▶ _WHAT TO PRODUCE_
According to the text on iterative multivariate variance least squares estimation, what approach is the algorithm based on?

We introduce an iterative multivariate variance least squares estimation (IVLS) for the estimation of the vector of parameters \(\mathbf {\theta } \). The objective function to minimize is \(VLS=trace(\Xi -\mathbf {U}-\mathbf {D})^{2}\), with \(\Xi _{|mkp\times mkp}\) the empirical model covariance matrix. The algorithm is based on alternating least squares in a two-step iterative optimization process. At every iteration, the IVLS procedure first fixes \(\mathbf {U}\) and the solves for \(\mathbf {D}\), and then it fixes \(\mathbf {D}\) and solves for \(\mathbf {U}\). Since the LS solution is unique, at each step the VLS function can either decrease or stay unchanged but never increase. Alternating between the two steps iteratively guarantees convergence only to a local minimum, because it ultimately depends on the initial values for \(\mathbf {U}\). Being \(\Xi \) the matrix of the multivariate OLS cross-products of residuals, the VLS iterations are given by the following steps: (a) starting from the separate subject (group)-specific empirical covariance matrices \(\mathbf {U}_{ri}\), first minimize VLS to obtain the estimate of the random-effects covariance \(\mathbf {D}\), then (b), given the matrix \(\mathbf {\widehat{B}}_{GLS}\)%, minimize VLS, setting the same error covariance matrix among the subjects, and (c), iterate (a) and (b), until convergence to the minimum. The number of iterations may vary, depending on the choice of the specific model variance structure for the random effects and error covariance matrices.

▶ _RECORDS SHOWN_
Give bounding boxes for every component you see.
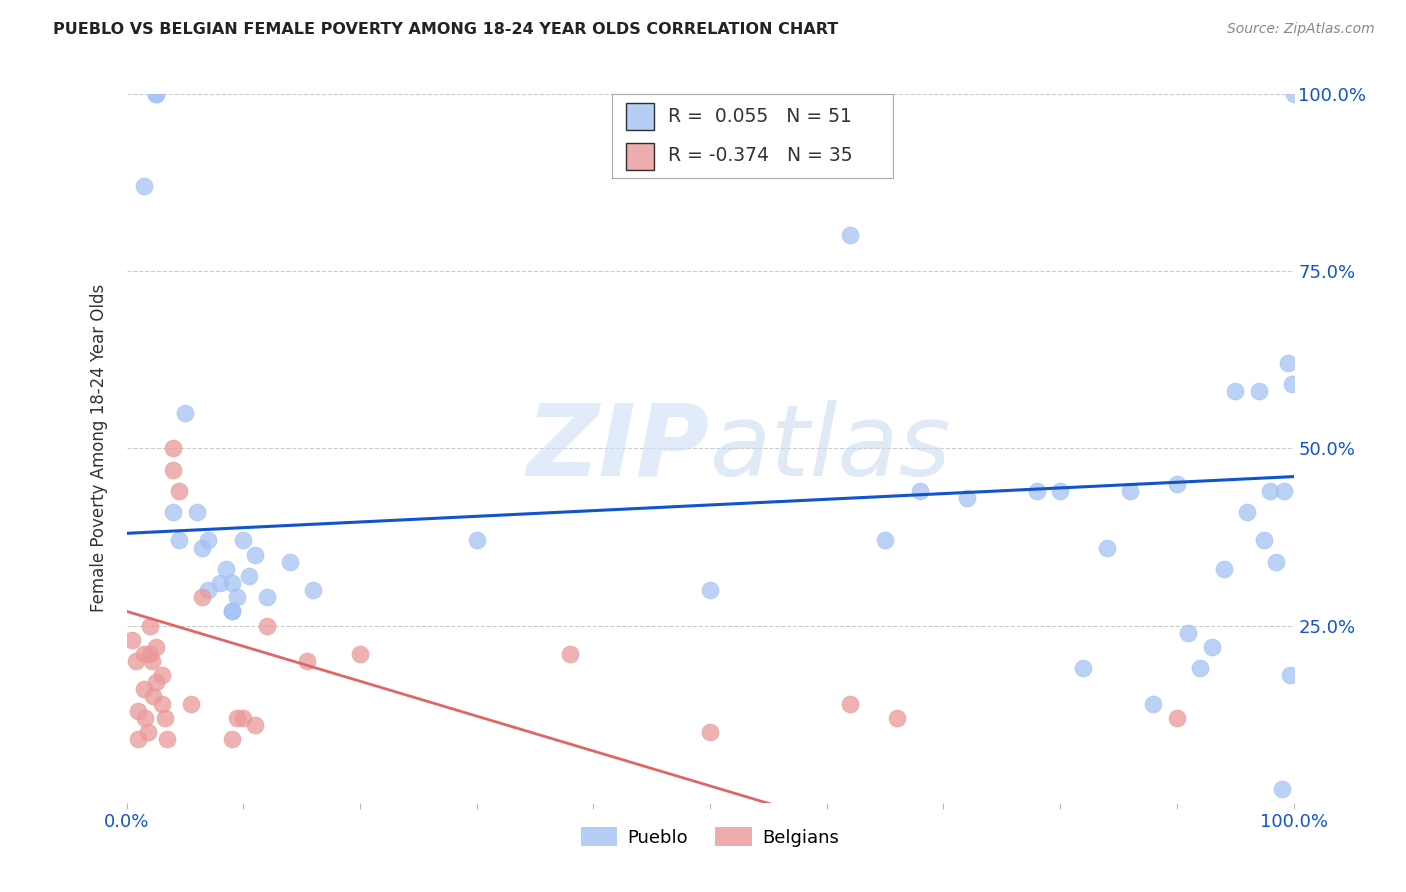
Point [839,697,862,711]
Point [1279,668,1302,682]
Text: R = -0.374   N = 35: R = -0.374 N = 35 [668,146,852,165]
Point [191,541,214,555]
Point [145,87,167,101]
FancyBboxPatch shape [626,143,654,169]
Point [145,640,167,654]
Point [1277,356,1299,370]
Text: PUEBLO VS BELGIAN FEMALE POVERTY AMONG 18-24 YEAR OLDS CORRELATION CHART: PUEBLO VS BELGIAN FEMALE POVERTY AMONG 1… [53,22,838,37]
Point [238,569,260,583]
Point [197,533,219,548]
Point [1281,377,1303,392]
Point [1189,661,1212,675]
Point [141,654,163,668]
Point [1272,483,1295,498]
Point [1236,505,1258,519]
Point [1142,697,1164,711]
Point [1265,555,1288,569]
Point [1166,711,1188,725]
Point [1253,533,1275,548]
Point [226,590,249,604]
Point [174,406,197,420]
Point [197,583,219,598]
Point [208,576,231,591]
Point [908,483,931,498]
Point [132,647,155,661]
Point [156,731,179,746]
Point [1025,483,1047,498]
Point [1095,541,1118,555]
Point [302,583,325,598]
Point [1119,483,1142,498]
Point [132,178,155,193]
Point [256,590,278,604]
Point [125,654,148,668]
Text: Source: ZipAtlas.com: Source: ZipAtlas.com [1227,22,1375,37]
Point [886,711,908,725]
Point [243,548,266,562]
Point [1177,625,1199,640]
Legend: Pueblo, Belgians: Pueblo, Belgians [574,821,846,854]
Point [162,505,184,519]
Point [1258,483,1281,498]
Text: atlas: atlas [710,400,952,497]
Point [150,697,173,711]
Point [1223,384,1246,399]
Point [232,533,254,548]
Point [134,711,156,725]
Point [875,533,897,548]
Point [1212,562,1234,576]
Point [278,555,301,569]
Point [226,711,249,725]
Point [956,491,979,505]
Point [839,228,862,243]
Point [1049,483,1071,498]
Point [142,690,165,704]
Point [180,697,202,711]
Point [1073,661,1095,675]
Point [127,704,149,718]
Point [162,441,184,455]
Point [232,711,254,725]
Point [1166,476,1188,491]
Point [221,576,243,591]
Point [127,731,149,746]
Y-axis label: Female Poverty Among 18-24 Year Olds: Female Poverty Among 18-24 Year Olds [90,285,108,612]
Point [558,647,581,661]
Point [167,533,190,548]
Point [256,618,278,632]
Point [297,654,319,668]
Text: R =  0.055   N = 51: R = 0.055 N = 51 [668,107,852,126]
Point [699,724,721,739]
Point [136,724,159,739]
FancyBboxPatch shape [626,103,654,130]
Point [121,632,143,647]
Point [221,604,243,618]
Point [153,711,176,725]
Point [139,618,162,632]
Point [221,604,243,618]
Point [1201,640,1223,654]
Point [1247,384,1270,399]
Point [167,483,190,498]
Point [186,505,208,519]
Point [150,668,173,682]
Point [132,682,155,697]
Point [139,647,162,661]
Point [1282,87,1305,101]
Point [145,675,167,690]
Point [243,718,266,732]
Point [145,87,167,101]
Point [162,462,184,476]
Point [1271,781,1294,796]
Point [221,731,243,746]
Point [191,590,214,604]
Point [699,583,721,598]
Point [465,533,488,548]
Point [349,647,371,661]
Text: ZIP: ZIP [527,400,710,497]
Point [215,562,238,576]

▶ _SOLVED PROBLEM_
Alternating least squares in a two-step iterative optimization process.